From the records below, pull each line that has "месяц".
Start of Material for this exercise
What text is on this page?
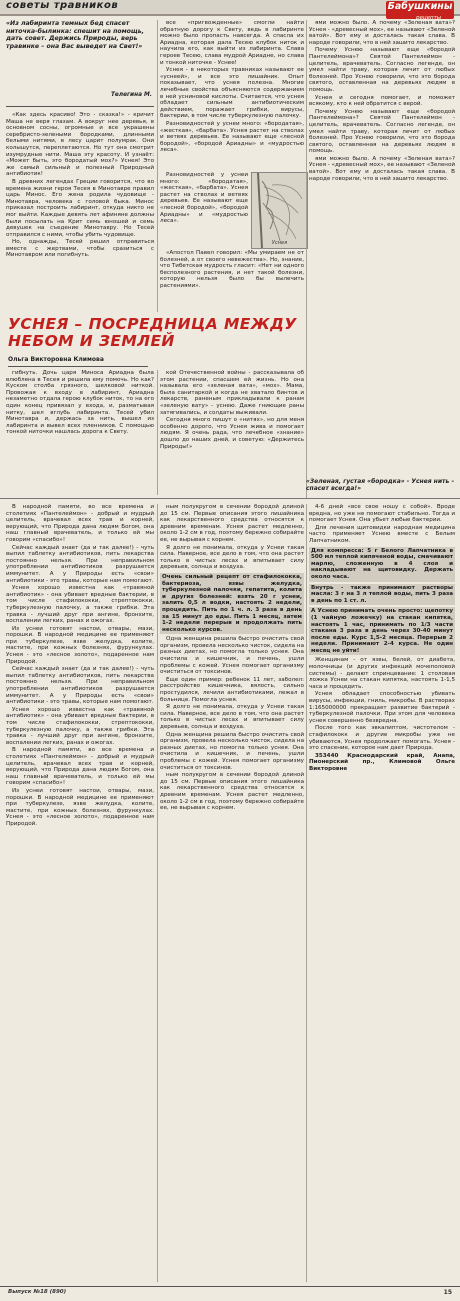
советы травников	Бабушкины
рецепты
«Из лабиринта темных бед спасет ниточка-былинка: спешит на помощь, дать совет. Держись Природы, верь травинке – она Вас выведет на Свет!»
Телегина М.

«Как здесь красиво! Это - сказка!» - кричит Маша не веря глазам. А вокруг нее деревья, в основном сосны, огромные и все украшены серебристо-зелеными бородками, длинными белыми нитями, в лесу царит полумрак. Они колышутся, переплетаются. Но тут она смотрит изумрудные нити. Маша эту красоту. И узнаёт: «Может быть, это бородатый мох?» Уснея! Это же самый сильный и полезный Природный антибиотик!

В древних легендах Греции говорится, что во времена жизни героя Тесея в Минотавре правил царь Минос. Его жена родила чудовище - Минотавра, человека с головой быка. Минос приказал построить лабиринт, откуда никто не мог выйти. Каждые девять лет афиняне должны были посылать на Крит семь юношей и семь девушек на съедение Минотавру. Но Тесей отправился с ними, чтобы убить чудовище.

Но, однажды, Тесей решил отправиться вместе с жертвами, чтобы сразиться с Минотавром или погибнуть.

все «пригвожденные» смогли найти обратную дорогу к Свету, ведь в лабиринте можно было пропасть навсегда. А спасла их Ариадна, которая дала Тесею клубок ниток и научила его, как выйти из лабиринта. Слава героев Тесею, слава мудрой Ариадне, но слава и тонкой ниточке - Уснее!

Уснея - в некоторых травниках называют ее «уснеей», и все это лишайник. Опыт показывает, что уснея полезна. Многие лечебные свойства объясняются содержанием в ней усниновой кислоты. Считается, что уснея обладает сильным антибиотическим действием, поражает грибки, вирусы, бактерии, в том числе туберкулезную палочку.

Разновидностей у уснеи много: «бородатая», «жесткая», «барбата». Уснея растет на стволах и ветвях деревьев. Ее называют еще «лесной бородой», «бородой Ариадны» и «мудростью леса».

Разновидностей у уснеи много: «бородатая», «жесткая», «барбата». Уснея растет на стволах и ветвях деревьев. Ее называют еще «лесной бородой», «бородой Ариадны» и «мудростью леса».

Уснея

«Апостол Павел говорил: «Мы умираем не от болезней, а от своего невежества». Но, знание, что Тибетская мудрость гласит: «Нет ни одного бесполезного растения, и нет такой болезни, которую нельзя было бы вылечить растениями».

ями можно было. А почему «Зеленая вата»? Уснея - «древесный мох», ее называют «Зеленой ватой». Вот ему и досталась такая слава. В народе говорили, что в ней зашито лекарство.

Почему Уснею называют еще «бородой Пантелеймона»? Святой Пантелеймон - целитель, врачеватель. Согласно легенде, он умел найти траву, которая лечит от любых болезней. Про Уснею говорили, что это борода святого, оставленная на деревьях людям в помощь.

Уснея и сегодня помогает, и поможет всякому, кто к ней обратится с верой.

Почему Уснею называют еще «бородой Пантелеймона»? Святой Пантелеймон - целитель, врачеватель. Согласно легенде, он умел найти траву, которая лечит от любых болезней. Про Уснею говорили, что это борода святого, оставленная на деревьях людям в помощь.

ями можно было. А почему «Зеленая вата»? Уснея - «древесный мох», ее называют «Зеленой ватой». Вот ему и досталась такая слава. В народе говорили, что в ней зашито лекарство.

УСНЕЯ – ПОСРЕДНИЦА МЕЖДУ НЕБОМ И ЗЕМЛЕЙ
Ольга Викторовна Климова

гибнуть. Дочь царя Миноса Ариадна была влюблена в Тесея и решила ему помочь. Но как? Куском столба грязного, шелковой ниткой. Провожая к входу в лабиринт, Ариадна незаметно отдала герою клубок ниток, то на его один конец привязал у входа, и, разматывая нитку, шел вглубь лабиринта. Тесей убил Минотавра и, держась за нить, вышел из лабиринта и вывел всех пленников. С помощью тонкой ниточки нашлась дорога к Свету.

кой Отечественной войны - рассказывала об этом растении, спасшем ей жизнь. Но она называла его «зеленая вата», «мох». Мама, была санитаркой и когда не хватало бинтов и лекарств, раненым прикладывали к ранам «зеленую вату» - уснею. Даже гниющие раны затягивались, и солдаты выживали.

Сегодня много пишут о «нитях», но для меня особенно дорого, что Уснея жива и помогает людям. Я очень рада, что лечебное «знание» дошло до наших дней, и советую: «Держитесь Природы!»

«Зеленая, густая «бородка» - Уснея нить – спасет всегда!»

В народной памяти, во все времена и столетиях «Пантелеймон» - добрый и мудрый целитель, врачевал всех трав и корней, верующий, что Природа дана людям Богом, она наш главный врачеватель, и только ей мы говорим «спасибо»!

Сейчас каждый знает (да и так далее!) - чуть выпил таблетку антибиотиков, пить лекарства постоянно нельзя. При неправильном употреблении антибиотиков разрушается иммунитет. А у Природы есть «свои» антибиотики - это травы, которые нам помогают.

Уснея хорошо известна как «травяной антибиотик» - она убивает вредные бактерии, в том числе стафилококки, стрептококки, туберкулезную палочку, а также грибки. Эта травка - лучший друг при ангине, бронхите, воспалении легких, ранах и ожогах.

Из уснеи готовят настои, отвары, мази, порошки. В народной медицине ее применяют при туберкулезе, язве желудка, колите, мастите, при кожных болезнях, фурункулах. Уснея - это «лесное золото», подаренное нам Природой.

Сейчас каждый знает (да и так далее!) - чуть выпил таблетку антибиотиков, пить лекарства постоянно нельзя. При неправильном употреблении антибиотиков разрушается иммунитет. А у Природы есть «свои» антибиотики - это травы, которые нам помогают.

Уснея хорошо известна как «травяной антибиотик» - она убивает вредные бактерии, в том числе стафилококки, стрептококки, туберкулезную палочку, а также грибки. Эта травка - лучший друг при ангине, бронхите, воспалении легких, ранах и ожогах.

В народной памяти, во все времена и столетиях «Пантелеймон» - добрый и мудрый целитель, врачевал всех трав и корней, верующий, что Природа дана людям Богом, она наш главный врачеватель, и только ей мы говорим «спасибо»!

Из уснеи готовят настои, отвары, мази, порошки. В народной медицине ее применяют при туберкулезе, язве желудка, колите, мастите, при кожных болезнях, фурункулах. Уснея - это «лесное золото», подаренное нам Природой.

ным полукругом в сечении бородой длиной до 15 см. Первые описания этого лишайника как лекарственного средства относятся к древним временам. Уснея растет медленно, около 1-2 см в год, поэтому бережно собирайте ее, не вырывая с корнем.

Я долго не понимала, откуда у Уснеи такая сила. Наверное, все дело в том, что она растет только в чистых лесах и впитывает силу деревьев, солнца и воздуха.

Очень сильный рецепт от стафилококка, бактериоза, язвы желудка, туберкулезной палочки, гепатита, колита и других болезней: взять 20 г уснеи, залить 0,5 л водки, настоять 2 недели, процедить. Пить по 1 ч. л. 3 раза в день за 15 минут до еды. Пить 1 месяц, затем 1-2 недели перерыв и продолжать пить несколько курсов.

Одна женщина решила быстро очистить свой организм, провела несколько чисток, сидела на разных диетах, но помогла только уснея. Она очистила и кишечник, и печень, ушли проблемы с кожей. Уснея помогает организму очиститься от токсинов.

Еще один пример: ребенок 11 лет, заболел: расстройство кишечника, вялость, сильно простудился, лечили антибиотиками, лежал в больнице. Помогла уснея.

Я долго не понимала, откуда у Уснеи такая сила. Наверное, все дело в том, что она растет только в чистых лесах и впитывает силу деревьев, солнца и воздуха.

Одна женщина решила быстро очистить свой организм, провела несколько чисток, сидела на разных диетах, но помогла только уснея. Она очистила и кишечник, и печень, ушли проблемы с кожей. Уснея помогает организму очиститься от токсинов.

ным полукругом в сечении бородой длиной до 15 см. Первые описания этого лишайника как лекарственного средства относятся к древним временам. Уснея растет медленно, около 1-2 см в год, поэтому бережно собирайте ее, не вырывая с корнем.

4-6 дней «все свое ношу с собой». Вроде вредна, но уже не помогают стабильно. Тогда и помогает Уснея. Она убьет любые бактерии.

Для лечения щитовидки народная медицина часто применяет Уснею вместе с Белым Лапчатником.

Для компресса: 5 г Белого Лапчатника в 500 мл теплой кипяченой воды, смачивают марлю, сложенную в 4 слоя и накладывают на щитовидку. Держать около часа.
Внутрь - также принимают растворы масла: 3 г на 3 л теплой воды, пить 3 раза в день по 1 ст. л.
А Уснею принимать очень просто: щепотку (1 чайную ложечку) на стакан кипятка, настоять 1 час, принимать по 1/3 части стакана 3 раза в день через 30-40 минут после еды. Курс 1,5-2 месяца. Перерыв 2 недели. Принимают 2-4 курса. Не один месяц не уйти!

Женщинам - от язвы, белей, от диабета, молочницы (и других инфекций мочеполовой системы) - делают спринцевание: 1 столовая ложка Уснеи на стакан кипятка, настоять 1-1,5 часа и процедить.

Уснея обладает способностью убивать вирусы, инфекции, гниль, микробы. В растворах 1:165000000 прекращает развитие бактерий - туберкулезной палочки. При этом для человека уснея совершенно безвредна.

После того как эвкалиптом, чистотелом - стафилококк и другие микробы уже не убиваются, Уснея продолжает помогать. Уснея - это спасение, которое нам дает Природа.

353440 Краснодарский край, Анапа, Пионерский пр., Климовой Ольге Викторовне

Выпуск №18 (890)	15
End of Material for this exercise
* Solution:
Очень сильный рецепт от стафилококка, бактериоза, язвы желудка, туберкулезной палочки, гепатита, колита и других болезней: взять 20 г уснеи, залить 0,5 л водки, настоять 2 недели, процедить. Пить по 1 ч. л. 3 раза в день за 15 минут до еды. Пить 1 месяц, затем 1-2 недели перерыв и продолжать пить несколько курсов.
А Уснею принимать очень просто: щепотку (1 чайную ложечку) на стакан кипятка, настоять 1 час, принимать по 1/3 части стакана 3 раза в день через 30-40 минут после еды. Курс 1,5-2 месяца. Перерыв 2 недели. Принимают 2-4 курса. Не один месяц не уйти!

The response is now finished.